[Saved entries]
★ ★ ★

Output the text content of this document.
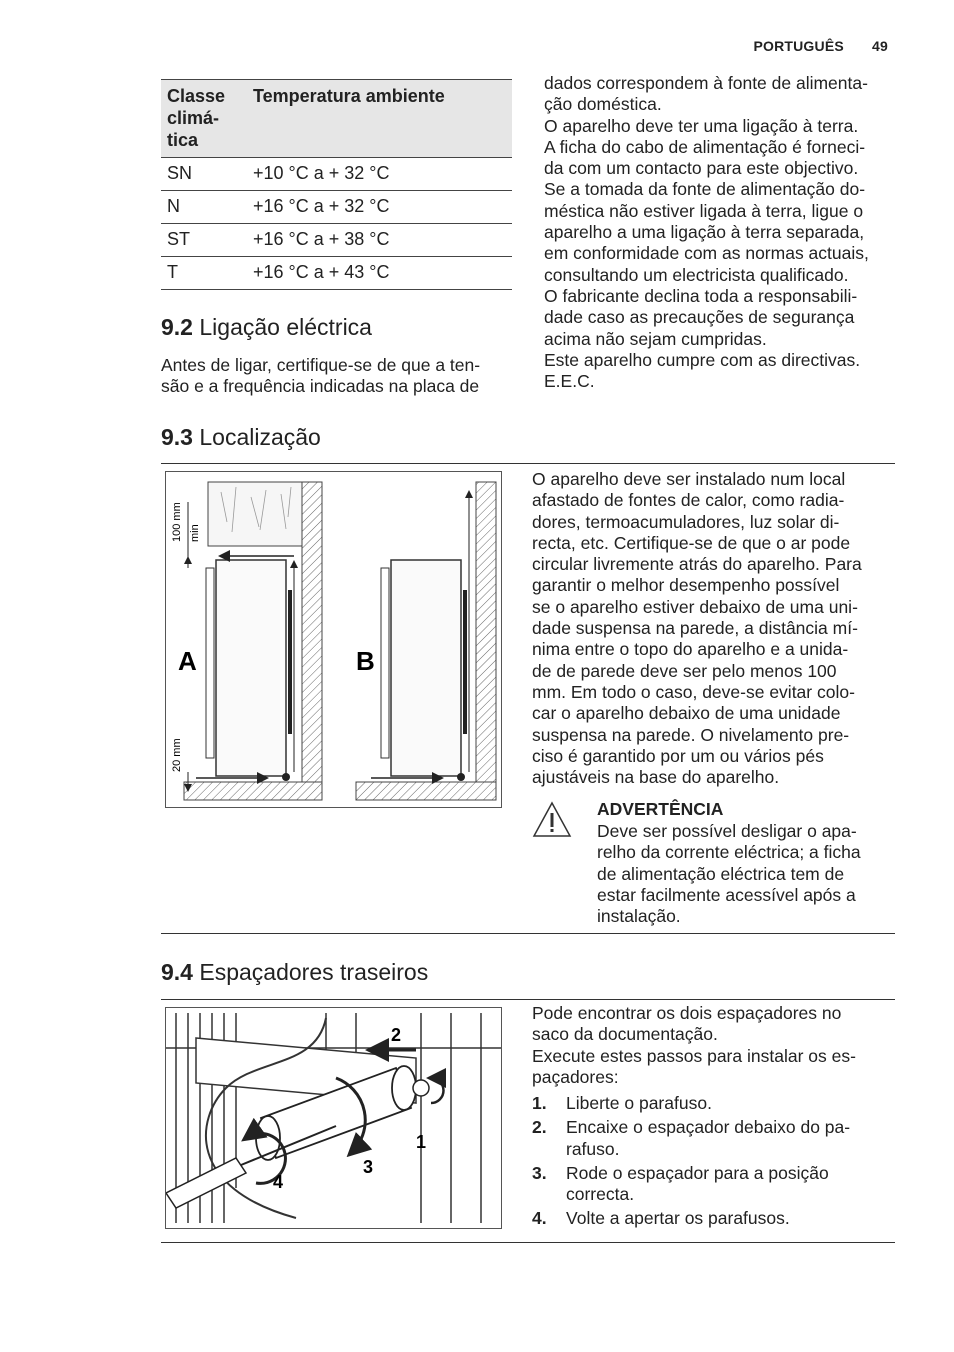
PORTUGUÊS 49
Classe climá-
tica	Temperatura ambiente
SN	+10 °C a + 32 °C
N	+16 °C a + 32 °C
ST	+16 °C a + 38 °C
T	+16 °C a + 43 °C
9.2 Ligação eléctrica
Antes de ligar, certifique-se de que a ten-
são e a frequência indicadas na placa de
dados correspondem à fonte de alimenta-
ção doméstica.
O aparelho deve ter uma ligação à terra.
A ficha do cabo de alimentação é forneci-
da com um contacto para este objectivo.
Se a tomada da fonte de alimentação do-
méstica não estiver ligada à terra, ligue o
aparelho a uma ligação à terra separada,
em conformidade com as normas actuais,
consultando um electricista qualificado.
O fabricante declina toda a responsabili-
dade caso as precauções de segurança
acima não sejam cumpridas.
Este aparelho cumpre com as directivas.
E.E.C.
9.3 Localização
100 mm min
20 mm
A	B
O aparelho deve ser instalado num local
afastado de fontes de calor, como radia-
dores, termoacumuladores, luz solar di-
recta, etc. Certifique-se de que o ar pode
circular livremente atrás do aparelho. Para
garantir o melhor desempenho possível
se o aparelho estiver debaixo de uma uni-
dade suspensa na parede, a distância mí-
nima entre o topo do aparelho e a unida-
de de parede deve ser pelo menos 100
mm. Em todo o caso, deve-se evitar colo-
car o aparelho debaixo de uma unidade
suspensa na parede. O nivelamento pre-
ciso é garantido por um ou vários pés
ajustáveis na base do aparelho.
ADVERTÊNCIA
Deve ser possível desligar o apa-
relho da corrente eléctrica; a ficha
de alimentação eléctrica tem de
estar facilmente acessível após a
instalação.
9.4 Espaçadores traseiros
1
2
3
4
Pode encontrar os dois espaçadores no
saco da documentação.
Execute estes passos para instalar os es-
paçadores:
1. Liberte o parafuso.
2. Encaixe o espaçador debaixo do pa-
rafuso.
3. Rode o espaçador para a posição
correcta.
4. Volte a apertar os parafusos.
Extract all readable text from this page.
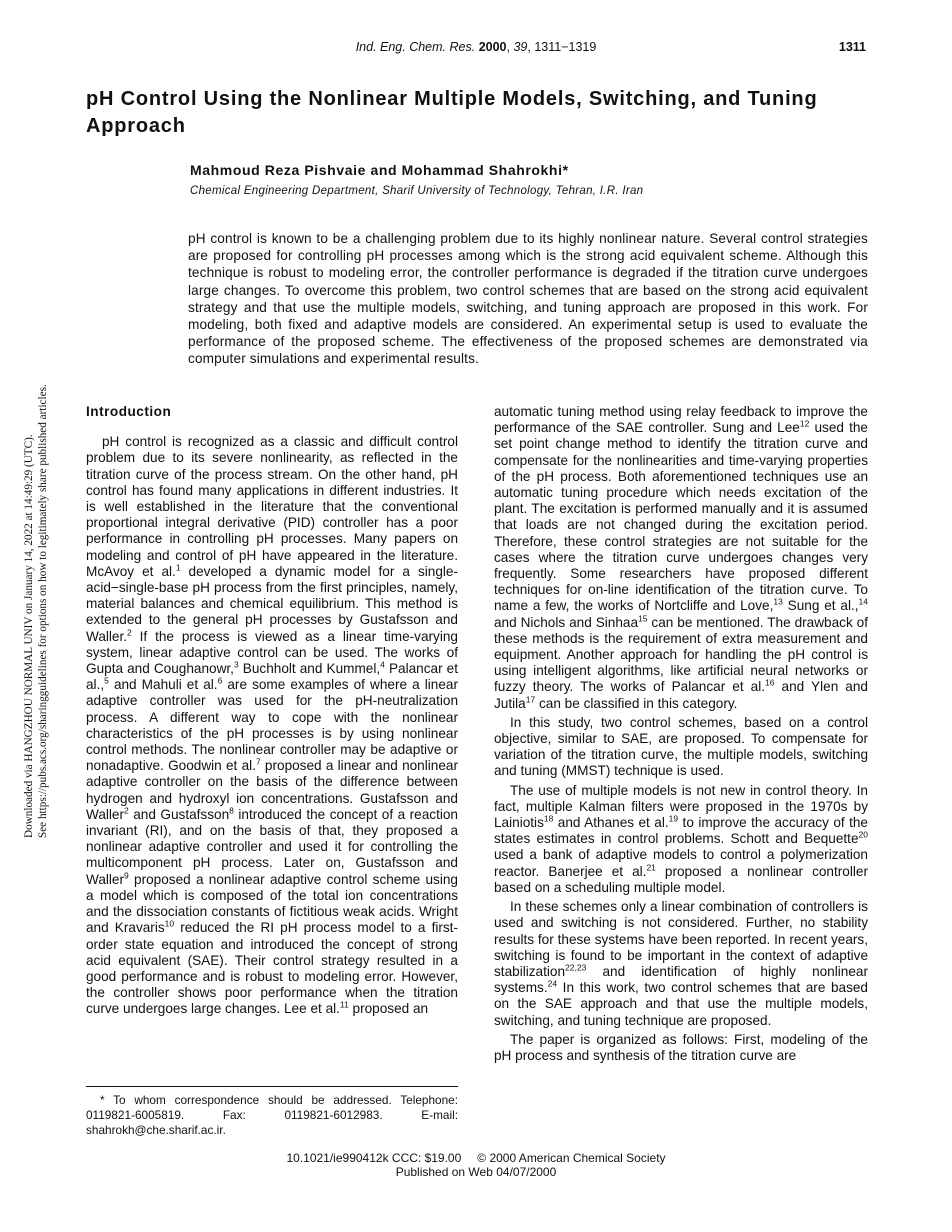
Ind. Eng. Chem. Res. 2000, 39, 1311−1319	1311
pH Control Using the Nonlinear Multiple Models, Switching, and Tuning Approach
Mahmoud Reza Pishvaie and Mohammad Shahrokhi*
Chemical Engineering Department, Sharif University of Technology, Tehran, I.R. Iran
pH control is known to be a challenging problem due to its highly nonlinear nature. Several control strategies are proposed for controlling pH processes among which is the strong acid equivalent scheme. Although this technique is robust to modeling error, the controller performance is degraded if the titration curve undergoes large changes. To overcome this problem, two control schemes that are based on the strong acid equivalent strategy and that use the multiple models, switching, and tuning approach are proposed in this work. For modeling, both fixed and adaptive models are considered. An experimental setup is used to evaluate the performance of the proposed scheme. The effectiveness of the proposed schemes are demonstrated via computer simulations and experimental results.
Downloaded via HANGZHOU NORMAL UNIV on January 14, 2022 at 14:49:29 (UTC). See https://pubs.acs.org/sharingguidelines for options on how to legitimately share published articles.	Introduction

pH control is recognized as a classic and difficult control problem due to its severe nonlinearity, as reflected in the titration curve of the process stream. On the other hand, pH control has found many applications in different industries. It is well established in the literature that the conventional proportional integral derivative (PID) controller has a poor performance in controlling pH processes. Many papers on modeling and control of pH have appeared in the literature. McAvoy et al.$^1$ developed a dynamic model for a single-acid−single-base pH process from the first principles, namely, material balances and chemical equilibrium. This method is extended to the general pH processes by Gustafsson and Waller.$^2$ If the process is viewed as a linear time-varying system, linear adaptive control can be used. The works of Gupta and Coughanowr,$^3$ Buchholt and Kummel,$^4$ Palancar et al.,$^5$ and Mahuli et al.$^6$ are some examples of where a linear adaptive controller was used for the pH-neutralization process. A different way to cope with the nonlinear characteristics of the pH processes is by using nonlinear control methods. The nonlinear controller may be adaptive or nonadaptive. Goodwin et al.$^7$ proposed a linear and nonlinear adaptive controller on the basis of the difference between hydrogen and hydroxyl ion concentrations. Gustafsson and Waller$^2$ and Gustafsson$^8$ introduced the concept of a reaction invariant (RI), and on the basis of that, they proposed a nonlinear adaptive controller and used it for controlling the multicomponent pH process. Later on, Gustafsson and Waller$^9$ proposed a nonlinear adaptive control scheme using a model which is composed of the total ion concentrations and the dissociation constants of fictitious weak acids. Wright and Kravaris$^{10}$ reduced the RI pH process model to a first-order state equation and introduced the concept of strong acid equivalent (SAE). Their control strategy resulted in a good performance and is robust to modeling error. However, the controller shows poor performance when the titration curve undergoes large changes. Lee et al.$^{11}$ proposed an

automatic tuning method using relay feedback to improve the performance of the SAE controller. Sung and Lee$^{12}$ used the set point change method to identify the titration curve and compensate for the nonlinearities and time-varying properties of the pH process. Both aforementioned techniques use an automatic tuning procedure which needs excitation of the plant. The excitation is performed manually and it is assumed that loads are not changed during the excitation period. Therefore, these control strategies are not suitable for the cases where the titration curve undergoes changes very frequently. Some researchers have proposed different techniques for on-line identification of the titration curve. To name a few, the works of Nortcliffe and Love,$^{13}$ Sung et al.,$^{14}$ and Nichols and Sinhaa$^{15}$ can be mentioned. The drawback of these methods is the requirement of extra measurement and equipment. Another approach for handling the pH control is using intelligent algorithms, like artificial neural networks or fuzzy theory. The works of Palancar et al.$^{16}$ and Ylen and Jutila$^{17}$ can be classified in this category.

In this study, two control schemes, based on a control objective, similar to SAE, are proposed. To compensate for variation of the titration curve, the multiple models, switching and tuning (MMST) technique is used.

The use of multiple models is not new in control theory. In fact, multiple Kalman filters were proposed in the 1970s by Lainiotis$^{18}$ and Athanes et al.$^{19}$ to improve the accuracy of the states estimates in control problems. Schott and Bequette$^{20}$ used a bank of adaptive models to control a polymerization reactor. Banerjee et al.$^{21}$ proposed a nonlinear controller based on a scheduling multiple model.

In these schemes only a linear combination of controllers is used and switching is not considered. Further, no stability results for these systems have been reported. In recent years, switching is found to be important in the context of adaptive stabilization$^{22,23}$ and identification of highly nonlinear systems.$^{24}$ In this work, two control schemes that are based on the SAE approach and that use the multiple models, switching, and tuning technique are proposed.

The paper is organized as follows: First, modeling of the pH process and synthesis of the titration curve are

* To whom correspondence should be addressed. Telephone: 0119821-6005819. Fax: 0119821-6012983. E-mail: shahrokh@che.sharif.ac.ir.
10.1021/ie990412k CCC: $19.00 © 2000 American Chemical Society
Published on Web 04/07/2000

★ ★ ★

### Stated problem
Read the entries above, then pull out the lines that include "estiver".

### Response
méstica não estiver ligada à terra, ligue o
se o aparelho estiver debaixo de uma uni-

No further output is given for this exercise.